Given exercise: You are to retype all of the data exactly as it appears.

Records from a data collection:
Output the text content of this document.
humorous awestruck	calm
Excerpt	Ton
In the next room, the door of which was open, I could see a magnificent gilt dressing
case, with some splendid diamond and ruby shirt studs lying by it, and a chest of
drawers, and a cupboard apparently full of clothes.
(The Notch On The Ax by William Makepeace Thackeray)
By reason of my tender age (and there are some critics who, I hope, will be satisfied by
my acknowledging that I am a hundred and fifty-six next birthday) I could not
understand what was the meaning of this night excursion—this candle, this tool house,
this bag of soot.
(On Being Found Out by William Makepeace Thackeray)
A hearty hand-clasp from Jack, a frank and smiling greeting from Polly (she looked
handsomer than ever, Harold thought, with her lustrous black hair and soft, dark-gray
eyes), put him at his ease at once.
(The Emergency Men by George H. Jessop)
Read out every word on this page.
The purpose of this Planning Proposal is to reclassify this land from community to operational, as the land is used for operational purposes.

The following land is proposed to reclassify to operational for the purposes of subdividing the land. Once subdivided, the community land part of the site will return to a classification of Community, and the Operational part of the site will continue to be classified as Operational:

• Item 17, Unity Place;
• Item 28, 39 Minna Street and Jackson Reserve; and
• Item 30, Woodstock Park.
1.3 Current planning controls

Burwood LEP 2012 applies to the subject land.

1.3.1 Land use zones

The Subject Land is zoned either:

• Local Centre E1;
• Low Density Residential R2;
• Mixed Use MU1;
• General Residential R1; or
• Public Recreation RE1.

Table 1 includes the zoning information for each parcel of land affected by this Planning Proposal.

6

Answer to this task:
Output the text content of this document.
humorous awestruck	calm
Excerpt	Ton
In the next room, the door of which was open, I could see a magnificent gilt dressing
case, with some splendid diamond and ruby shirt studs lying by it, and a chest of
drawers, and a cupboard apparently full of clothes.
(The Notch On The Ax by William Makepeace Thackeray)
By reason of my tender age (and there are some critics who, I hope, will be satisfied by
my acknowledging that I am a hundred and fifty-six next birthday) I could not
understand what was the meaning of this night excursion—this candle, this tool house,
this bag of soot.
(On Being Found Out by William Makepeace Thackeray)
A hearty hand-clasp from Jack, a frank and smiling greeting from Polly (she looked
handsomer than ever, Harold thought, with her lustrous black hair and soft, dark-gray
eyes), put him at his ease at once.
(The Emergency Men by George H. Jessop)
Read out every word on this page.
The purpose of this Planning Proposal is to reclassify this land from community to operational, as the land is used for operational purposes.

The following land is proposed to reclassify to operational for the purposes of subdividing the land. Once subdivided, the community land part of the site will return to a classification of Community, and the Operational part of the site will continue to be classified as Operational:

• Item 17, Unity Place;
• Item 28, 39 Minna Street and Jackson Reserve; and
• Item 30, Woodstock Park.
1.3 Current planning controls

Burwood LEP 2012 applies to the subject land.

1.3.1 Land use zones

The Subject Land is zoned either:

• Local Centre E1;
• Low Density Residential R2;
• Mixed Use MU1;
• General Residential R1; or
• Public Recreation RE1.

Table 1 includes the zoning information for each parcel of land affected by this Planning Proposal.

6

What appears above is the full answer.